Required work
Say the number of lines containing the string "ffffff", and say nothing else.
== Stored records ==
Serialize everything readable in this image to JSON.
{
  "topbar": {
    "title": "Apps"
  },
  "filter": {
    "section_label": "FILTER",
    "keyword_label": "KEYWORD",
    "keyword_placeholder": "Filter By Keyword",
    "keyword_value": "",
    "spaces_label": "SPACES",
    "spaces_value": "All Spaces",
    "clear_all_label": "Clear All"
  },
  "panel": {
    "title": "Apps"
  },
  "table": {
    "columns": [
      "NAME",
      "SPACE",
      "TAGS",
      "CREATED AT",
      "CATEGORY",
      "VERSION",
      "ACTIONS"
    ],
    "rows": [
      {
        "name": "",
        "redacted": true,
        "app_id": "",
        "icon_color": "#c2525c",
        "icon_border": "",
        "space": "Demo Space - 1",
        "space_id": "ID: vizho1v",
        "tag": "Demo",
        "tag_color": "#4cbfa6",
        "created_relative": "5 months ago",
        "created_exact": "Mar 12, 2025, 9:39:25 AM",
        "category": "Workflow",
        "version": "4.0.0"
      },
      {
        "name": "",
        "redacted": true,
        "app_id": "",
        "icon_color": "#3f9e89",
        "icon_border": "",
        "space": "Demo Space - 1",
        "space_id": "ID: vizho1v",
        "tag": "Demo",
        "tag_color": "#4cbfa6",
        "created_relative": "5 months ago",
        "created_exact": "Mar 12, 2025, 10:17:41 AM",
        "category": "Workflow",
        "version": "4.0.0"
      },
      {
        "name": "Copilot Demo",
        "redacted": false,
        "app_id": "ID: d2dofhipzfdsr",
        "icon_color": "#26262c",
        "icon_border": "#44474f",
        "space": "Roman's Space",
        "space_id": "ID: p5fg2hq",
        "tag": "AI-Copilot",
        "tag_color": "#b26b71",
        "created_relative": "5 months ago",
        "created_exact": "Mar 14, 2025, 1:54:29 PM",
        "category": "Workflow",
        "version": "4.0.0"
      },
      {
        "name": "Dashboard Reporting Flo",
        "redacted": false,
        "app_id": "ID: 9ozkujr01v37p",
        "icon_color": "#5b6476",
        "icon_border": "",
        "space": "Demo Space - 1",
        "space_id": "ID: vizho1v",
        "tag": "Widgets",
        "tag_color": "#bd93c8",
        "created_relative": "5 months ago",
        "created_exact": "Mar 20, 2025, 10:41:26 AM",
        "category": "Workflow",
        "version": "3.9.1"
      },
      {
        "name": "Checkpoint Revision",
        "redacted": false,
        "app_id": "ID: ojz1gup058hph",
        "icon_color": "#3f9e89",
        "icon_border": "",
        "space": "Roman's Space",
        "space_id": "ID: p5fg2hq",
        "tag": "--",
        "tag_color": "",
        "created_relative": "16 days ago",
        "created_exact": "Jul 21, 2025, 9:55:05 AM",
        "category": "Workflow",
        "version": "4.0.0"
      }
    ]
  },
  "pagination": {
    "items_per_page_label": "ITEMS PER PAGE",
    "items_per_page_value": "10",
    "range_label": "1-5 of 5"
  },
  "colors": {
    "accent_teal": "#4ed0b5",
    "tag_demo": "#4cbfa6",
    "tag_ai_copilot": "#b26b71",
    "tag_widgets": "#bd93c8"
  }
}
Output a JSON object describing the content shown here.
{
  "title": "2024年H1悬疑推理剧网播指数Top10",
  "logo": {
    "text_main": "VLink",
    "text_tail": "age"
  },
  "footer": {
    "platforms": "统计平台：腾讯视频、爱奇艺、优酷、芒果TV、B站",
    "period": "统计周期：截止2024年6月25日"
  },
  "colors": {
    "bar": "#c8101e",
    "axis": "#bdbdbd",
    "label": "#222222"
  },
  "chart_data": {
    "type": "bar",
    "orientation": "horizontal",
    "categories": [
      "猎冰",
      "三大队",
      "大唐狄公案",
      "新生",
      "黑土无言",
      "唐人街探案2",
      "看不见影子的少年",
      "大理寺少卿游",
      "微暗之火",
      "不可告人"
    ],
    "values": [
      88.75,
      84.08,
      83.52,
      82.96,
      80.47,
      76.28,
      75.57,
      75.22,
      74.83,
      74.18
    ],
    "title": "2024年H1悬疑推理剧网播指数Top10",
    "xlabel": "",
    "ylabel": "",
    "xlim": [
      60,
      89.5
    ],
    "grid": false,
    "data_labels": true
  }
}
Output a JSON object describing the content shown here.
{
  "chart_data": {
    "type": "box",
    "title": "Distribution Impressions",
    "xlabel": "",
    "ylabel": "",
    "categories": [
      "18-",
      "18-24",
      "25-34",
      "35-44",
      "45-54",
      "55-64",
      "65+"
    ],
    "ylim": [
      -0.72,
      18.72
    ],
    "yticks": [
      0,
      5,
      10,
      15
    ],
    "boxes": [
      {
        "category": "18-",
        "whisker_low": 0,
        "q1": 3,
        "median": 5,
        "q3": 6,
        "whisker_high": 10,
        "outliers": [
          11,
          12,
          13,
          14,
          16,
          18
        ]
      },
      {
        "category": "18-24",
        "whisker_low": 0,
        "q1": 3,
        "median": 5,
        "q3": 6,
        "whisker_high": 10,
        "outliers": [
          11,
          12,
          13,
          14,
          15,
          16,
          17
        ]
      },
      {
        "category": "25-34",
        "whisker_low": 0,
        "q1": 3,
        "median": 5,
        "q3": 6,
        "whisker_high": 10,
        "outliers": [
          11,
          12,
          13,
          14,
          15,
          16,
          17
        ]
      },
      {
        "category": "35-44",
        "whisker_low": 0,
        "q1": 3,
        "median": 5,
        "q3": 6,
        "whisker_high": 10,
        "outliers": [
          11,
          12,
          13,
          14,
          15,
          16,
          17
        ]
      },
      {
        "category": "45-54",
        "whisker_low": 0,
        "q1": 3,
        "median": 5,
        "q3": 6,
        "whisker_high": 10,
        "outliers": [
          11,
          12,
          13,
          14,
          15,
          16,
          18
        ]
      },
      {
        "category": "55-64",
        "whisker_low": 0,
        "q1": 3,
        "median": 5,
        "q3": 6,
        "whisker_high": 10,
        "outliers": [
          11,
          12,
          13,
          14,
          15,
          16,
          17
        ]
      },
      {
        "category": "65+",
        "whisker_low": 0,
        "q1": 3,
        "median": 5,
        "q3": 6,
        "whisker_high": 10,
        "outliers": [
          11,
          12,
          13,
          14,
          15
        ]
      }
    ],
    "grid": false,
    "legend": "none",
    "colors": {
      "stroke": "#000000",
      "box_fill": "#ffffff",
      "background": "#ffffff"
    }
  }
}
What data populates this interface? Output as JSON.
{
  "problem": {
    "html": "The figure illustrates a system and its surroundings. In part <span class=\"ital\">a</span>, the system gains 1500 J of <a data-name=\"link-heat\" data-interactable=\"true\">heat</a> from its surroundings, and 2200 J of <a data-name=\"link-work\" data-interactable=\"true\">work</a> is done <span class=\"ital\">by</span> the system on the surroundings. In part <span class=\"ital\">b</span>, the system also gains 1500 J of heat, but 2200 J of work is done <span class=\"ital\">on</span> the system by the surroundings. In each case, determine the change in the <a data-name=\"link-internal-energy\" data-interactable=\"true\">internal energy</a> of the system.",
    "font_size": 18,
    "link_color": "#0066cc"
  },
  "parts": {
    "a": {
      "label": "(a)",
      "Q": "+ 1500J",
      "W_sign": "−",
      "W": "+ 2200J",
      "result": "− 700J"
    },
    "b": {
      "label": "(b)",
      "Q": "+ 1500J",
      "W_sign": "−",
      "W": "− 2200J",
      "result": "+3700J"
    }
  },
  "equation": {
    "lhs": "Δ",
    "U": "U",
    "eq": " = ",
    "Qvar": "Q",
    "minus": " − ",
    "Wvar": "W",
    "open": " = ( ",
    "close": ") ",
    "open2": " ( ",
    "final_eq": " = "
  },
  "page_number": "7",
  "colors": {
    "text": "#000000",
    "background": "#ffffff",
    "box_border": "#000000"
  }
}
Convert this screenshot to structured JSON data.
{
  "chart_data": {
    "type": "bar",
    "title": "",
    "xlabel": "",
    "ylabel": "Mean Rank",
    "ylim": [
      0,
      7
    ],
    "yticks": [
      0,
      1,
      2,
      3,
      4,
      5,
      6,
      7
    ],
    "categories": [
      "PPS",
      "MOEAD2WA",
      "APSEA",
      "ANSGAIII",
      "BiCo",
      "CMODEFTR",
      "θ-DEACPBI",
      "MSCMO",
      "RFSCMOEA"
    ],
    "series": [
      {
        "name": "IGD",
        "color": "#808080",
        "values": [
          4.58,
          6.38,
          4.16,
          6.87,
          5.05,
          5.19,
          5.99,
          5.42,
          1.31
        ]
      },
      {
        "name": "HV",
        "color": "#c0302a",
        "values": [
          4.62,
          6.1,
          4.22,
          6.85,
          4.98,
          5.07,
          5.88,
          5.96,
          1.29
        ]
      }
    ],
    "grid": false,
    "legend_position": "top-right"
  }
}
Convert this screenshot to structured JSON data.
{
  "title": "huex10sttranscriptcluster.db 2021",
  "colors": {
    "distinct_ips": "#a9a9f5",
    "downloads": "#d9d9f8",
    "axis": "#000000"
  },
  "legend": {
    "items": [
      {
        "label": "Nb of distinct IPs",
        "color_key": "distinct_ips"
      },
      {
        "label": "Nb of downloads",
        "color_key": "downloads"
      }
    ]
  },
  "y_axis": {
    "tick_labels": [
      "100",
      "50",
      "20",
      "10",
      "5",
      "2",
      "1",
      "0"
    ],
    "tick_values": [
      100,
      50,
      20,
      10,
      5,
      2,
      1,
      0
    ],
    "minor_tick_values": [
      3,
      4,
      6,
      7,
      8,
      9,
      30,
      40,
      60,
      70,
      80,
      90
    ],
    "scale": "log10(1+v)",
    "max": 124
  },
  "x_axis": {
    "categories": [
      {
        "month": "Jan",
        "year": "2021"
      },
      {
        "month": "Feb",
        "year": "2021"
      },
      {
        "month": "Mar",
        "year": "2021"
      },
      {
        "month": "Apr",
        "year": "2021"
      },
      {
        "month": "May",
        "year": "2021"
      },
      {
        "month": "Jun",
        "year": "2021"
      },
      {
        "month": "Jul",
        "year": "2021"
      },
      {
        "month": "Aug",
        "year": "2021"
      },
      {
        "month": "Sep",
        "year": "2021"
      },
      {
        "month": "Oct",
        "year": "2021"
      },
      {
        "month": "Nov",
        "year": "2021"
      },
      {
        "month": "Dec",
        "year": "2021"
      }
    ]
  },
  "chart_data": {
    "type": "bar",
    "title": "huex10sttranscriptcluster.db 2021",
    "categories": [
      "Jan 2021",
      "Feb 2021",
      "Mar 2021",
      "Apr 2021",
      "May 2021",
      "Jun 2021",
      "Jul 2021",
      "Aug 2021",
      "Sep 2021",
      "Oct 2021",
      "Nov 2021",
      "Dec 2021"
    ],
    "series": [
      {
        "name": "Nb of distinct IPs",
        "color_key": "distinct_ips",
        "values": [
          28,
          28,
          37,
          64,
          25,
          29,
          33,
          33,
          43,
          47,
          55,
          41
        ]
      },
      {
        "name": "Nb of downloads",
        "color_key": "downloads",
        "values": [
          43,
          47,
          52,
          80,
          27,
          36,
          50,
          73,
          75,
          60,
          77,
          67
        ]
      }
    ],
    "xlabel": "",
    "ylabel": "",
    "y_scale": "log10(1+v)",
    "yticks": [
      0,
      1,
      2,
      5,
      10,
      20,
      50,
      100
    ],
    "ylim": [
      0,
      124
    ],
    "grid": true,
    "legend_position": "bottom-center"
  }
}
===
Finished task
3